==== Supplied information ====
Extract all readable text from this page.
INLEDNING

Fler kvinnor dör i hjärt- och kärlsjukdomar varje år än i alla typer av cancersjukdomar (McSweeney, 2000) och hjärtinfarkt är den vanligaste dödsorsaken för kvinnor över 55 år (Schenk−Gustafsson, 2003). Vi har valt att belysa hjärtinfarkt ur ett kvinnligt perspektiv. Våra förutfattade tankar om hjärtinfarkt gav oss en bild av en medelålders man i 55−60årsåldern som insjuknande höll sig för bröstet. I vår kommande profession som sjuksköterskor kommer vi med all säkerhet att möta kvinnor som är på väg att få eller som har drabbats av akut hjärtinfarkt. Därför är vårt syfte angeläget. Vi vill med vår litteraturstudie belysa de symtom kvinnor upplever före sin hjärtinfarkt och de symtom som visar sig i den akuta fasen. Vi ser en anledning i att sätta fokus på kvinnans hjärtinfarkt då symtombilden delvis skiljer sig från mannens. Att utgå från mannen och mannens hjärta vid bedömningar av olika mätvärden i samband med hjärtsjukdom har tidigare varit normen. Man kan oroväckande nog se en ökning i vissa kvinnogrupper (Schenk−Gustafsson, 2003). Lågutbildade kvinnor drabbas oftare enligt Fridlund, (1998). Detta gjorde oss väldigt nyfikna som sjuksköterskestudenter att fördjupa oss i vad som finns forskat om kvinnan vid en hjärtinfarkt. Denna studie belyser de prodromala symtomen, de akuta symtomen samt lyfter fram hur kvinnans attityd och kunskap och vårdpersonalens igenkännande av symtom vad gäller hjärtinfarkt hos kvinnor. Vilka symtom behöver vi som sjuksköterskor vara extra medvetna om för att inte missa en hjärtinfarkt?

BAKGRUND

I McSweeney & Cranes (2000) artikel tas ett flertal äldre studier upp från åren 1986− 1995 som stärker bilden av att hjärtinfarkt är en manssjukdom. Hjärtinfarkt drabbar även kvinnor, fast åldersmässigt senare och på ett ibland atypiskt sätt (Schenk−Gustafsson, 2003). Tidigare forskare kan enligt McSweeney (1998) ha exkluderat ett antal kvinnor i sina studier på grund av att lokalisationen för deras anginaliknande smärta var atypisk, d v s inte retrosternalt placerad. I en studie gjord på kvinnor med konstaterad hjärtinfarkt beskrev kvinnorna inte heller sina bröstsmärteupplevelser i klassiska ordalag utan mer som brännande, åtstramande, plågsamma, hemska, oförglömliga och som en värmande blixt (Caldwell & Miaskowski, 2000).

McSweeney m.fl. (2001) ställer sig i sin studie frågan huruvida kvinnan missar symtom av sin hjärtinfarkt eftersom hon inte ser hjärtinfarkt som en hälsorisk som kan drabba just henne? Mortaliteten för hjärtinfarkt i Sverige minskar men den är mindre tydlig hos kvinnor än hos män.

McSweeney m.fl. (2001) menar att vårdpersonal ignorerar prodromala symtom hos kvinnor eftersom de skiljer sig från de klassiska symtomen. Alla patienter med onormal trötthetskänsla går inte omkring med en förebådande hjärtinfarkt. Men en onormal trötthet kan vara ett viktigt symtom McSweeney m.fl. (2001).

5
====
**Problem**:
Pull out each line containing the word "prodromala" and copy it.

**Answer in full**:
Fler kvinnor dör i hjärt- och kärlsjukdomar varje år än i alla typer av cancersjukdomar (McSweeney, 2000) och hjärtinfarkt är den vanligaste dödsorsaken för kvinnor över 55 år (Schenk−Gustafsson, 2003). Vi har valt att belysa hjärtinfarkt ur ett kvinnligt perspektiv. Våra förutfattade tankar om hjärtinfarkt gav oss en bild av en medelålders man i 55−60årsåldern som insjuknande höll sig för bröstet. I vår kommande profession som sjuksköterskor kommer vi med all säkerhet att möta kvinnor som är på väg att få eller som har drabbats av akut hjärtinfarkt. Därför är vårt syfte angeläget. Vi vill med vår litteraturstudie belysa de symtom kvinnor upplever före sin hjärtinfarkt och de symtom som visar sig i den akuta fasen. Vi ser en anledning i att sätta fokus på kvinnans hjärtinfarkt då symtombilden delvis skiljer sig från mannens. Att utgå från mannen och mannens hjärta vid bedömningar av olika mätvärden i samband med hjärtsjukdom har tidigare varit normen. Man kan oroväckande nog se en ökning i vissa kvinnogrupper (Schenk−Gustafsson, 2003). Lågutbildade kvinnor drabbas oftare enligt Fridlund, (1998). Detta gjorde oss väldigt nyfikna som sjuksköterskestudenter att fördjupa oss i vad som finns forskat om kvinnan vid en hjärtinfarkt. Denna studie belyser de prodromala symtomen, de akuta symtomen samt lyfter fram hur kvinnans attityd och kunskap och vårdpersonalens igenkännande av symtom vad gäller hjärtinfarkt hos kvinnor. Vilka symtom behöver vi som sjuksköterskor vara extra medvetna om för att inte missa en hjärtinfarkt?
McSweeney m.fl. (2001) menar att vårdpersonal ignorerar prodromala symtom hos kvinnor eftersom de skiljer sig från de klassiska symtomen. Alla patienter med onormal trötthetskänsla går inte omkring med en förebådande hjärtinfarkt. Men en onormal trötthet kan vara ett viktigt symtom McSweeney m.fl. (2001).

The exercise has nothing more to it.